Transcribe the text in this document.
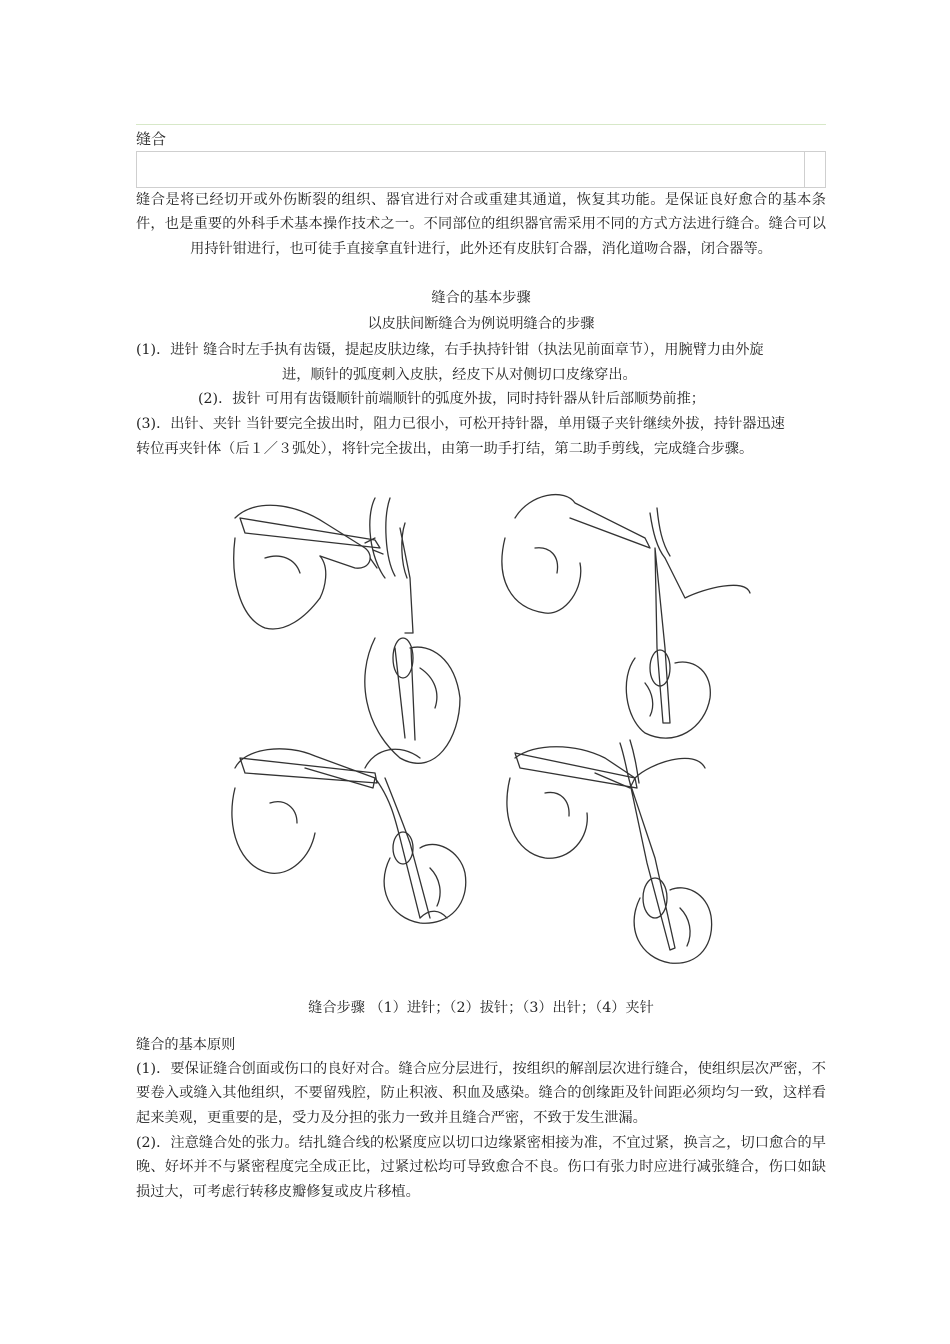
缝合
缝合是将已经切开或外伤断裂的组织、器官进行对合或重建其通道，恢复其功能。是保证良好愈合的基本条件，也是重要的外科手术基本操作技术之一。不同部位的组织器官需采用不同的方式方法进行缝合。缝合可以用持针钳进行，也可徒手直接拿直针进行，此外还有皮肤钉合器，消化道吻合器，闭合器等。
缝合的基本步骤
以皮肤间断缝合为例说明缝合的步骤
(1)．进针 缝合时左手执有齿镊，提起皮肤边缘，右手执持针钳（执法见前面章节），用腕臂力由外旋
进，顺针的弧度刺入皮肤，经皮下从对侧切口皮缘穿出。
(2)．拔针 可用有齿镊顺针前端顺针的弧度外拔，同时持针器从针后部顺势前推；
(3)．出针、夹针 当针要完全拔出时，阻力已很小，可松开持针器，单用镊子夹针继续外拔，持针器迅速
转位再夹针体（后１／３弧处），将针完全拔出，由第一助手打结，第二助手剪线，完成缝合步骤。
缝合步骤 （1）进针；（2）拔针；（3）出针；（4）夹针
缝合的基本原则
(1)．要保证缝合创面或伤口的良好对合。缝合应分层进行，按组织的解剖层次进行缝合，使组织层次严密，不要卷入或缝入其他组织，不要留残腔，防止积液、积血及感染。缝合的创缘距及针间距必须均匀一致，这样看起来美观，更重要的是，受力及分担的张力一致并且缝合严密，不致于发生泄漏。
(2)．注意缝合处的张力。结扎缝合线的松紧度应以切口边缘紧密相接为准，不宜过紧，换言之，切口愈合的早晚、好坏并不与紧密程度完全成正比，过紧过松均可导致愈合不良。伤口有张力时应进行减张缝合，伤口如缺损过大，可考虑行转移皮瓣修复或皮片移植。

::::::::

▶ _BRIEF_
Return all of the entries exactly as written, but drop any pictures they hold.

▶ _RESPONSE TO THE EXERCISE_
Transcribe the text in this document.
缝合
缝合是将已经切开或外伤断裂的组织、器官进行对合或重建其通道，恢复其功能。是保证良好愈合的基本条件，也是重要的外科手术基本操作技术之一。不同部位的组织器官需采用不同的方式方法进行缝合。缝合可以用持针钳进行，也可徒手直接拿直针进行，此外还有皮肤钉合器，消化道吻合器，闭合器等。
缝合的基本步骤
以皮肤间断缝合为例说明缝合的步骤
(1)．进针 缝合时左手执有齿镊，提起皮肤边缘，右手执持针钳（执法见前面章节），用腕臂力由外旋
进，顺针的弧度刺入皮肤，经皮下从对侧切口皮缘穿出。
(2)．拔针 可用有齿镊顺针前端顺针的弧度外拔，同时持针器从针后部顺势前推；
(3)．出针、夹针 当针要完全拔出时，阻力已很小，可松开持针器，单用镊子夹针继续外拔，持针器迅速
转位再夹针体（后１／３弧处），将针完全拔出，由第一助手打结，第二助手剪线，完成缝合步骤。
缝合步骤 （1）进针；（2）拔针；（3）出针；（4）夹针
缝合的基本原则
(1)．要保证缝合创面或伤口的良好对合。缝合应分层进行，按组织的解剖层次进行缝合，使组织层次严密，不要卷入或缝入其他组织，不要留残腔，防止积液、积血及感染。缝合的创缘距及针间距必须均匀一致，这样看起来美观，更重要的是，受力及分担的张力一致并且缝合严密，不致于发生泄漏。
(2)．注意缝合处的张力。结扎缝合线的松紧度应以切口边缘紧密相接为准，不宜过紧，换言之，切口愈合的早晚、好坏并不与紧密程度完全成正比，过紧过松均可导致愈合不良。伤口有张力时应进行减张缝合，伤口如缺损过大，可考虑行转移皮瓣修复或皮片移植。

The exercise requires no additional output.